## WORK REQUIRED
Return the full material exactly.

============================================================

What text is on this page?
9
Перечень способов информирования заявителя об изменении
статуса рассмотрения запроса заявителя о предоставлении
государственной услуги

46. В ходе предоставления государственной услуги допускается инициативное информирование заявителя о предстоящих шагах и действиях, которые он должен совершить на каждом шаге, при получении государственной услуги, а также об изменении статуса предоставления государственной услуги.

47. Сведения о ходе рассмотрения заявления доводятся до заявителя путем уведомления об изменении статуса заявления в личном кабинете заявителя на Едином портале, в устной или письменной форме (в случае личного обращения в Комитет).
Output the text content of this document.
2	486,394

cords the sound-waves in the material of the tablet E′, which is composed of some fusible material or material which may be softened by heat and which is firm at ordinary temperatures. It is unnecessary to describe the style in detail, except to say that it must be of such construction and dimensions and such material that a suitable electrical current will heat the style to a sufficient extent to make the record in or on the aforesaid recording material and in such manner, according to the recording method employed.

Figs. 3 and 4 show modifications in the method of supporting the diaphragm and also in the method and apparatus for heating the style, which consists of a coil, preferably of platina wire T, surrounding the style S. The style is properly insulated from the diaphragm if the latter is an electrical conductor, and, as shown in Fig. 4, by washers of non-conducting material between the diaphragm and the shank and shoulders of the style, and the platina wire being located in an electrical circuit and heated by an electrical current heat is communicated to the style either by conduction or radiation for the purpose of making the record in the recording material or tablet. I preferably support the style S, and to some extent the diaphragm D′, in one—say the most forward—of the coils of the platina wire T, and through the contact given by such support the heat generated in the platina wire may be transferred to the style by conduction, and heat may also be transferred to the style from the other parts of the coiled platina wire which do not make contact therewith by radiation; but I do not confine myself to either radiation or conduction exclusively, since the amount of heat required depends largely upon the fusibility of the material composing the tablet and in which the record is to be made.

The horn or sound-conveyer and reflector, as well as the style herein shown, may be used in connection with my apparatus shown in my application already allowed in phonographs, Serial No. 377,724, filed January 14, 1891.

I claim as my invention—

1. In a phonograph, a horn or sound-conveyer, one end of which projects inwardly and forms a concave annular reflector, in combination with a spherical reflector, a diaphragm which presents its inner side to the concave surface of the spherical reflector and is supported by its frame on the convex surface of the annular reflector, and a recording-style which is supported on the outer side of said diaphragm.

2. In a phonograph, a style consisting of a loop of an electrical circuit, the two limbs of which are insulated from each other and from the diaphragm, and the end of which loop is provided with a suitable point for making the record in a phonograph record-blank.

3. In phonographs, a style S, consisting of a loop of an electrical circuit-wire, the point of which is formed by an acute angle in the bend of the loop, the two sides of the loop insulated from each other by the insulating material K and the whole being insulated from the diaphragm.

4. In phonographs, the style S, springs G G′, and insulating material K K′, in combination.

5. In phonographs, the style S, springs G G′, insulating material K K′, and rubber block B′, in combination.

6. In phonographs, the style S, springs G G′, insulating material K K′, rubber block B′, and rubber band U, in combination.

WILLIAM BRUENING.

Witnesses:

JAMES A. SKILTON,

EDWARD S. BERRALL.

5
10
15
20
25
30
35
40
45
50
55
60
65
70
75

============================================================

## TASK RESPONSE
What text is on this page?
9
Перечень способов информирования заявителя об изменении
статуса рассмотрения запроса заявителя о предоставлении
государственной услуги

46. В ходе предоставления государственной услуги допускается инициативное информирование заявителя о предстоящих шагах и действиях, которые он должен совершить на каждом шаге, при получении государственной услуги, а также об изменении статуса предоставления государственной услуги.

47. Сведения о ходе рассмотрения заявления доводятся до заявителя путем уведомления об изменении статуса заявления в личном кабинете заявителя на Едином портале, в устной или письменной форме (в случае личного обращения в Комитет).
Output the text content of this document.
2	486,394

cords the sound-waves in the material of the tablet E′, which is composed of some fusible material or material which may be softened by heat and which is firm at ordinary temperatures. It is unnecessary to describe the style in detail, except to say that it must be of such construction and dimensions and such material that a suitable electrical current will heat the style to a sufficient extent to make the record in or on the aforesaid recording material and in such manner, according to the recording method employed.

Figs. 3 and 4 show modifications in the method of supporting the diaphragm and also in the method and apparatus for heating the style, which consists of a coil, preferably of platina wire T, surrounding the style S. The style is properly insulated from the diaphragm if the latter is an electrical conductor, and, as shown in Fig. 4, by washers of non-conducting material between the diaphragm and the shank and shoulders of the style, and the platina wire being located in an electrical circuit and heated by an electrical current heat is communicated to the style either by conduction or radiation for the purpose of making the record in the recording material or tablet. I preferably support the style S, and to some extent the diaphragm D′, in one—say the most forward—of the coils of the platina wire T, and through the contact given by such support the heat generated in the platina wire may be transferred to the style by conduction, and heat may also be transferred to the style from the other parts of the coiled platina wire which do not make contact therewith by radiation; but I do not confine myself to either radiation or conduction exclusively, since the amount of heat required depends largely upon the fusibility of the material composing the tablet and in which the record is to be made.

The horn or sound-conveyer and reflector, as well as the style herein shown, may be used in connection with my apparatus shown in my application already allowed in phonographs, Serial No. 377,724, filed January 14, 1891.

I claim as my invention—

1. In a phonograph, a horn or sound-conveyer, one end of which projects inwardly and forms a concave annular reflector, in combination with a spherical reflector, a diaphragm which presents its inner side to the concave surface of the spherical reflector and is supported by its frame on the convex surface of the annular reflector, and a recording-style which is supported on the outer side of said diaphragm.

2. In a phonograph, a style consisting of a loop of an electrical circuit, the two limbs of which are insulated from each other and from the diaphragm, and the end of which loop is provided with a suitable point for making the record in a phonograph record-blank.

3. In phonographs, a style S, consisting of a loop of an electrical circuit-wire, the point of which is formed by an acute angle in the bend of the loop, the two sides of the loop insulated from each other by the insulating material K and the whole being insulated from the diaphragm.

4. In phonographs, the style S, springs G G′, and insulating material K K′, in combination.

5. In phonographs, the style S, springs G G′, insulating material K K′, and rubber block B′, in combination.

6. In phonographs, the style S, springs G G′, insulating material K K′, rubber block B′, and rubber band U, in combination.

WILLIAM BRUENING.

Witnesses:

JAMES A. SKILTON,

EDWARD S. BERRALL.

5
10
15
20
25
30
35
40
45
50
55
60
65
70
75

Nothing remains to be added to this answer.